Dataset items
---------------
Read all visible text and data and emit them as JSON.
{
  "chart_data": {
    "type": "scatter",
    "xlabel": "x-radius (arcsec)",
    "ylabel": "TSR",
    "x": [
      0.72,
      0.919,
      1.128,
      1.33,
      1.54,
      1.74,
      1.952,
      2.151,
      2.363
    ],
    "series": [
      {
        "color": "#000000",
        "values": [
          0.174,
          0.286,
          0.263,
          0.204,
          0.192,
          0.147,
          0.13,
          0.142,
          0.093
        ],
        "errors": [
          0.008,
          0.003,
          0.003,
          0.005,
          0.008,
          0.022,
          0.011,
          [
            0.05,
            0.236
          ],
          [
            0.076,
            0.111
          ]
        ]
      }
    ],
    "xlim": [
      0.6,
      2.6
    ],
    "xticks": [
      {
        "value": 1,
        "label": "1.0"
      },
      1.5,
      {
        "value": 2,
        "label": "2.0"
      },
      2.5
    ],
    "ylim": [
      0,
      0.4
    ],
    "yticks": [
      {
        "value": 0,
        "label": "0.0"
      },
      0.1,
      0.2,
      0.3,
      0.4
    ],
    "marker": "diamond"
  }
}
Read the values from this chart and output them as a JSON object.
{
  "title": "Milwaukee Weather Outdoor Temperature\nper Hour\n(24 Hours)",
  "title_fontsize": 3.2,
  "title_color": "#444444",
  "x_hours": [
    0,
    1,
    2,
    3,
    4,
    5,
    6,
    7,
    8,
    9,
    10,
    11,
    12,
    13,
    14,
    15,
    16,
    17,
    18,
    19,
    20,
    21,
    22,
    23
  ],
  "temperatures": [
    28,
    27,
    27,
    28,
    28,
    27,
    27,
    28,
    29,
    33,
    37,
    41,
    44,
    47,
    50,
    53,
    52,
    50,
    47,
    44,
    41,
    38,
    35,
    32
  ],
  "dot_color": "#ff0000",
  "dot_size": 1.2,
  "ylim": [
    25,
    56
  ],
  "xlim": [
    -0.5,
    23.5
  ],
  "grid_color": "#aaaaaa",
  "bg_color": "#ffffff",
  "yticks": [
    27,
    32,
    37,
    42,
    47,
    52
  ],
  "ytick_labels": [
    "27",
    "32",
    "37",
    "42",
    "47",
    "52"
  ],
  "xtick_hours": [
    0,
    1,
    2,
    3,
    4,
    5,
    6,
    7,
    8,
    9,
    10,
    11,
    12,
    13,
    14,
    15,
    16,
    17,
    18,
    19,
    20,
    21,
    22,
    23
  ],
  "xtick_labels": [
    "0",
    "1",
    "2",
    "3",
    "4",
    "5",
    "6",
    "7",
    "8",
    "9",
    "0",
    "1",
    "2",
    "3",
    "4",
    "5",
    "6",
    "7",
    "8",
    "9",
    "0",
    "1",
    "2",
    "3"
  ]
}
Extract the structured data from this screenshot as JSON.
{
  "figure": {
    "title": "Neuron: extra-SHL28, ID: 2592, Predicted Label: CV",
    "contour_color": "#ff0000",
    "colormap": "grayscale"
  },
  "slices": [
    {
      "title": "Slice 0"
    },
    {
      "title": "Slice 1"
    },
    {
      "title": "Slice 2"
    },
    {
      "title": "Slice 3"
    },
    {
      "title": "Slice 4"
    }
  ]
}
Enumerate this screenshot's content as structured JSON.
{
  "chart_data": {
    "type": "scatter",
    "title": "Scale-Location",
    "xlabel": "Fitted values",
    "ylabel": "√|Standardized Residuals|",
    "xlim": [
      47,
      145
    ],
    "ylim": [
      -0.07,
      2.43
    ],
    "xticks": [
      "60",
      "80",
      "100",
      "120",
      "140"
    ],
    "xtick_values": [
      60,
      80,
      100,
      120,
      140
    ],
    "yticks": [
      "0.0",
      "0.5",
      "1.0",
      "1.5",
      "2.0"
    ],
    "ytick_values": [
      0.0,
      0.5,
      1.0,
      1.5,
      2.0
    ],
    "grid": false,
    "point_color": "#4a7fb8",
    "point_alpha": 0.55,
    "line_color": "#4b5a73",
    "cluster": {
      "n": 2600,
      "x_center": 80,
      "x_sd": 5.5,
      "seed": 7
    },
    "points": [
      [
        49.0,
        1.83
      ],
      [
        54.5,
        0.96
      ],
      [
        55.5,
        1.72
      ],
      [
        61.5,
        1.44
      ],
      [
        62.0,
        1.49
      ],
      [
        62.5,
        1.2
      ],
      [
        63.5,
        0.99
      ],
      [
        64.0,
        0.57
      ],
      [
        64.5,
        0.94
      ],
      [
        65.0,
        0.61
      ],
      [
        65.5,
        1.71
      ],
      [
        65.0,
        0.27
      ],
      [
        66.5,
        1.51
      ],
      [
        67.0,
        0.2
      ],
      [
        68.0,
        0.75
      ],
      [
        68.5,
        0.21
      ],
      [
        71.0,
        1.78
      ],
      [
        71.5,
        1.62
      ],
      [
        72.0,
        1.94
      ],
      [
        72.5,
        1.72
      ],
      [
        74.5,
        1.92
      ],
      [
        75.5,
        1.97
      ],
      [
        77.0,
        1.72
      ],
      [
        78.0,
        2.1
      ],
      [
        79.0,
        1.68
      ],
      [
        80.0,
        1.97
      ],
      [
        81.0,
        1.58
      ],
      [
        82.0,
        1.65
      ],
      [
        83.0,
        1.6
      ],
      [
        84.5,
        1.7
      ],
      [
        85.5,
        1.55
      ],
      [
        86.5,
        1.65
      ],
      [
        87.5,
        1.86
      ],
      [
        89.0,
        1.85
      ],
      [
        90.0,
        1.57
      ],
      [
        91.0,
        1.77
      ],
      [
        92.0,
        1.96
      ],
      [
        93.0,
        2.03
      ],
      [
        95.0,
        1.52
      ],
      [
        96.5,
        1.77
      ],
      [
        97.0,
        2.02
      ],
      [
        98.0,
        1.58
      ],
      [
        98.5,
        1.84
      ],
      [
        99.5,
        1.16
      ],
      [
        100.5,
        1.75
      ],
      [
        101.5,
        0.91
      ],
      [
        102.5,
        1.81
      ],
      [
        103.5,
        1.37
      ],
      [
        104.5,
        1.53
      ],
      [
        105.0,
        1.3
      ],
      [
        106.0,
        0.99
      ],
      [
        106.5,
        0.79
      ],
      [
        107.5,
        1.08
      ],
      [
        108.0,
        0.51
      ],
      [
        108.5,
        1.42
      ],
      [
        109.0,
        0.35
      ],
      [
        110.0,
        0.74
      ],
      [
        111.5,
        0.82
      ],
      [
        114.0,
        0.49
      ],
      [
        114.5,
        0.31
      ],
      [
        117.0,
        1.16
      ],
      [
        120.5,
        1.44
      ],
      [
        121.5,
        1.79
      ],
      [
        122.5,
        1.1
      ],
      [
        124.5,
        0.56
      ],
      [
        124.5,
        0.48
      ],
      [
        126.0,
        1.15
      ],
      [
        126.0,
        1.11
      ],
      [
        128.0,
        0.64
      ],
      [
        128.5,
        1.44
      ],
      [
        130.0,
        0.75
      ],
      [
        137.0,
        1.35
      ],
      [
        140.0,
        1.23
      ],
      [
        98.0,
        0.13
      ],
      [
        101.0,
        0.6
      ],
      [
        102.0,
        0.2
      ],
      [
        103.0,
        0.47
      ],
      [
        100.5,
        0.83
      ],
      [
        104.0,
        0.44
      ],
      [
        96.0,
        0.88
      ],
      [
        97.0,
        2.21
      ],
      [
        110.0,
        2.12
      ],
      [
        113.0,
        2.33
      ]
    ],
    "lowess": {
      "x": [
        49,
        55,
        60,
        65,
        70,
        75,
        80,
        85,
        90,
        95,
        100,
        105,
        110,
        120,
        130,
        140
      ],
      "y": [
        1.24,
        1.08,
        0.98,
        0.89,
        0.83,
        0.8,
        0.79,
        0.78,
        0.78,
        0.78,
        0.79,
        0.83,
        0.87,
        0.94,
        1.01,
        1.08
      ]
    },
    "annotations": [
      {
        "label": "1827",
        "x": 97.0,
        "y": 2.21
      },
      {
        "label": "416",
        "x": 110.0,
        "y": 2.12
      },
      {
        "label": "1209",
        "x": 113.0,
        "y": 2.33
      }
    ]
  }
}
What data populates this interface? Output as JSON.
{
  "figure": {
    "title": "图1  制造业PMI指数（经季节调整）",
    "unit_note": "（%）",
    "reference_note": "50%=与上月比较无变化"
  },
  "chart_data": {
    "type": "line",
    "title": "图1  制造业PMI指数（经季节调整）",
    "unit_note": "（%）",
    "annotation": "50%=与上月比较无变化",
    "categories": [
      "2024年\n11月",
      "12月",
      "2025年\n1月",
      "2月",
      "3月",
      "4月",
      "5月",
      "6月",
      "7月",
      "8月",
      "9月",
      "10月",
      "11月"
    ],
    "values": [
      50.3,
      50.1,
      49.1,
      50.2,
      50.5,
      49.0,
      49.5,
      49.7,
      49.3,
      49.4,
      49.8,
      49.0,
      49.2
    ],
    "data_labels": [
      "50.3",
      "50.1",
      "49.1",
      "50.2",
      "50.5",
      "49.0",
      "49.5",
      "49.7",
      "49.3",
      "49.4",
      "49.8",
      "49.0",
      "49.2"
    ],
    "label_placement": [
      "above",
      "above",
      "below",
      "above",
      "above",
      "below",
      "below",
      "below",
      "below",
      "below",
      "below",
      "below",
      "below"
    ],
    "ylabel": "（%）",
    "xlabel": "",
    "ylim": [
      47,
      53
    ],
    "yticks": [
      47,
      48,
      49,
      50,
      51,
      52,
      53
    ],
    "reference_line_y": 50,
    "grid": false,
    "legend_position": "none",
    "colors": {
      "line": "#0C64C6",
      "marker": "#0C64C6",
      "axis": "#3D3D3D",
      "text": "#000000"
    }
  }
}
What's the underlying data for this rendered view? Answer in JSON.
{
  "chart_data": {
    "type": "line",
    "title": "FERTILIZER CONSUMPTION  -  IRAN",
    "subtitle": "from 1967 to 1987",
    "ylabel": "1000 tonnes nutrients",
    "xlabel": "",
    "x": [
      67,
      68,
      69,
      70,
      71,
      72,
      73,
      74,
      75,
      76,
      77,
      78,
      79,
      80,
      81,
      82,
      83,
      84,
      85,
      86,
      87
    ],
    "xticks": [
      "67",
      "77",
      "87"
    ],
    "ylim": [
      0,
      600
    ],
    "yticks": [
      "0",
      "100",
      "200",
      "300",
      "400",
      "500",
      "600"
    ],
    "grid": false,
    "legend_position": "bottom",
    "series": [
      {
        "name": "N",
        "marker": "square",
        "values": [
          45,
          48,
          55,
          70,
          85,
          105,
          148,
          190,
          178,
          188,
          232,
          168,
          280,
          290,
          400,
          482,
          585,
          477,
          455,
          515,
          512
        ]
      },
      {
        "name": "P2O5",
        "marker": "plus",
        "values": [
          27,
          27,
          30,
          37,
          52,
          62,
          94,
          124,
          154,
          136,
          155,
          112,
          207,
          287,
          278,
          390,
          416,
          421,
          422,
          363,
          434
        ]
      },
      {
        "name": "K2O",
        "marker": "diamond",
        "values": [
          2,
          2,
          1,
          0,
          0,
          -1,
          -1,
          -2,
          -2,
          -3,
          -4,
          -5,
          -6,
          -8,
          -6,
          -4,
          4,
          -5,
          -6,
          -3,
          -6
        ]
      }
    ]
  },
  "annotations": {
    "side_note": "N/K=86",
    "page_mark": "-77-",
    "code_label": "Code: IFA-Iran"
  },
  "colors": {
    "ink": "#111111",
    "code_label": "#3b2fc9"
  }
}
---------------
Look through the entries above and report the number of lines that contain "text". Write only the number.

■ **RESULT FOR THIS TASK**:
2